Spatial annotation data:
◇ ◇ ◇
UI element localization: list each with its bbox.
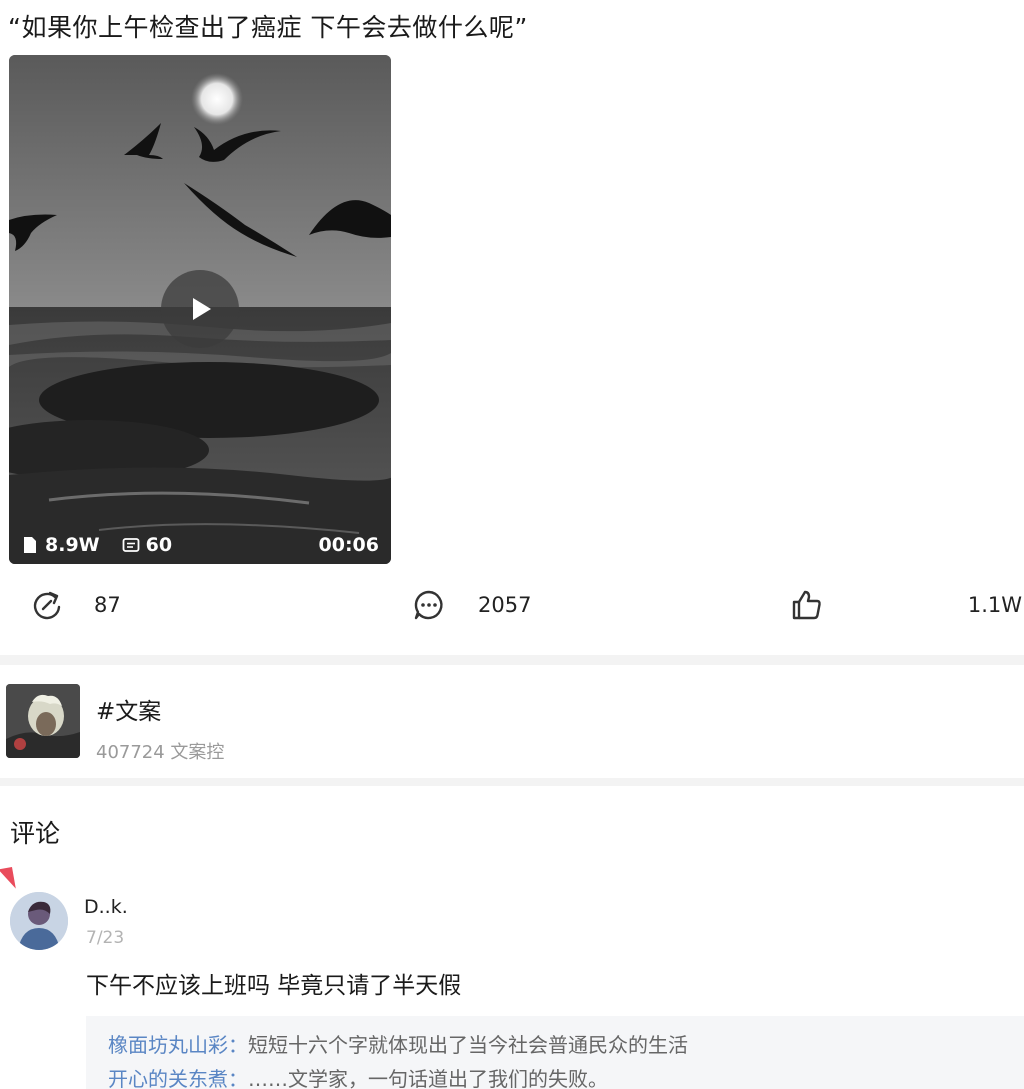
divider bbox=[0, 655, 1024, 665]
reply-text: ……文学家，一句话道出了我们的失败。 bbox=[248, 1067, 608, 1089]
share-icon bbox=[33, 591, 61, 620]
document-icon bbox=[24, 537, 36, 553]
reply-item: 橡面坊丸山彩：短短十六个字就体现出了当今社会普通民众的生活 bbox=[108, 1028, 1024, 1062]
danmaku-icon bbox=[122, 538, 140, 552]
decorative-mark bbox=[0, 866, 16, 892]
topic-name: #文案 bbox=[96, 699, 162, 725]
danmaku-stat: 60 bbox=[122, 534, 172, 556]
avatar-image bbox=[10, 892, 68, 950]
avatar[interactable] bbox=[10, 892, 68, 950]
comment-button[interactable]: 2057 bbox=[412, 588, 531, 622]
like-button[interactable]: 1.1W bbox=[790, 588, 1024, 622]
comment-username[interactable]: D..k. bbox=[84, 896, 128, 918]
like-count: 1.1W bbox=[967, 593, 1022, 617]
comment-icon bbox=[414, 590, 443, 620]
post-title: “如果你上午检查出了癌症 下午会去做什么呢” bbox=[8, 13, 528, 42]
danmaku-count: 60 bbox=[145, 534, 173, 556]
reply-list[interactable]: 橡面坊丸山彩：短短十六个字就体现出了当今社会普通民众的生活 开心的关东煮：……文… bbox=[86, 1016, 1024, 1089]
reply-username[interactable]: 橡面坊丸山彩： bbox=[108, 1033, 248, 1057]
action-bar: 87 2057 1.1W bbox=[0, 588, 1024, 628]
comment-count: 2057 bbox=[478, 593, 532, 617]
comment-date: 7/23 bbox=[86, 928, 125, 948]
video-card[interactable]: 8.9W 60 00:06 bbox=[9, 55, 391, 564]
divider bbox=[0, 778, 1024, 786]
comments-heading: 评论 bbox=[10, 819, 61, 848]
topic-thumbnail bbox=[6, 684, 80, 758]
comment-text: 下午不应该上班吗 毕竟只请了半天假 bbox=[86, 973, 462, 999]
topic-image bbox=[6, 684, 80, 758]
reply-item: 开心的关东煮：……文学家，一句话道出了我们的失败。 bbox=[108, 1062, 1024, 1089]
video-stats: 8.9W 60 00:06 bbox=[21, 534, 379, 556]
topic-card[interactable]: #文案 407724 文案控 bbox=[6, 684, 224, 764]
play-icon bbox=[193, 298, 211, 320]
reply-text: 短短十六个字就体现出了当今社会普通民众的生活 bbox=[248, 1033, 688, 1057]
video-duration: 00:06 bbox=[318, 534, 379, 556]
play-button[interactable] bbox=[161, 270, 239, 348]
share-button[interactable]: 87 bbox=[30, 588, 121, 622]
views-count: 8.9W bbox=[45, 534, 100, 556]
reply-username[interactable]: 开心的关东煮： bbox=[108, 1067, 248, 1089]
thumbs-up-icon bbox=[792, 590, 821, 620]
views-stat: 8.9W bbox=[21, 534, 100, 556]
topic-meta: 407724 文案控 bbox=[96, 742, 225, 763]
share-count: 87 bbox=[94, 593, 121, 617]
◇ ◇ ◇
*WHAT IS NEEDED*.
How many lines of the data contain the string "开心的关东煮"? Reply with the number alone.

*FINAL RESULT*.
3